■ **WHAT THE TASK REQUIRES**: Exactly repeat all the records below, omitting the images they hold.
══════════
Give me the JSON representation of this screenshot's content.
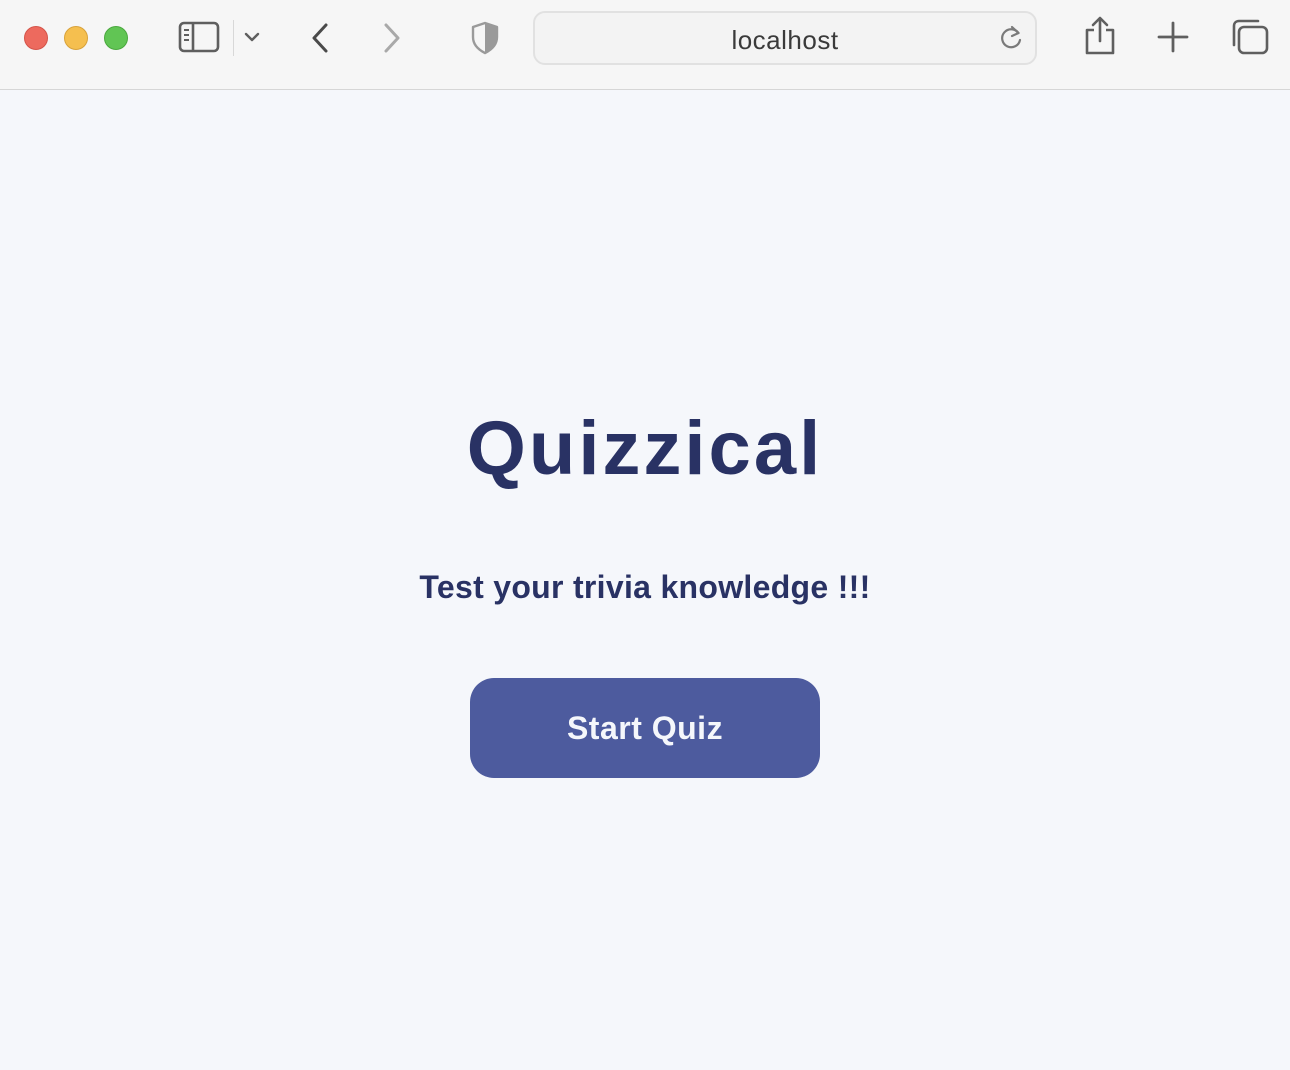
{
  "window": {
    "controls": [
      "close",
      "minimize",
      "maximize"
    ]
  },
  "toolbar": {
    "icons": {
      "sidebar": "sidebar-icon",
      "sidebar_menu": "chevron-down-icon",
      "back": "chevron-left-icon",
      "forward": "chevron-right-icon",
      "privacy": "shield-icon",
      "reload": "reload-icon",
      "share": "share-icon",
      "new_tab": "plus-icon",
      "tab_overview": "tabs-icon"
    },
    "address": "localhost"
  },
  "page": {
    "title": "Quizzical",
    "subtitle": "Test your trivia knowledge !!!",
    "start_button_label": "Start Quiz"
  },
  "colors": {
    "background": "#f5f7fb",
    "text": "#293264",
    "button": "#4d5b9e",
    "button_text": "#f5f7fb"
  }
}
══════════
■ **FULL RESPONSE**:
Give me the JSON representation of this screenshot's content.
{
  "window": {
    "controls": [
      "close",
      "minimize",
      "maximize"
    ]
  },
  "toolbar": {
    "icons": {
      "sidebar": "sidebar-icon",
      "sidebar_menu": "chevron-down-icon",
      "back": "chevron-left-icon",
      "forward": "chevron-right-icon",
      "privacy": "shield-icon",
      "reload": "reload-icon",
      "share": "share-icon",
      "new_tab": "plus-icon",
      "tab_overview": "tabs-icon"
    },
    "address": "localhost"
  },
  "page": {
    "title": "Quizzical",
    "subtitle": "Test your trivia knowledge !!!",
    "start_button_label": "Start Quiz"
  },
  "colors": {
    "background": "#f5f7fb",
    "text": "#293264",
    "button": "#4d5b9e",
    "button_text": "#f5f7fb"
  }
}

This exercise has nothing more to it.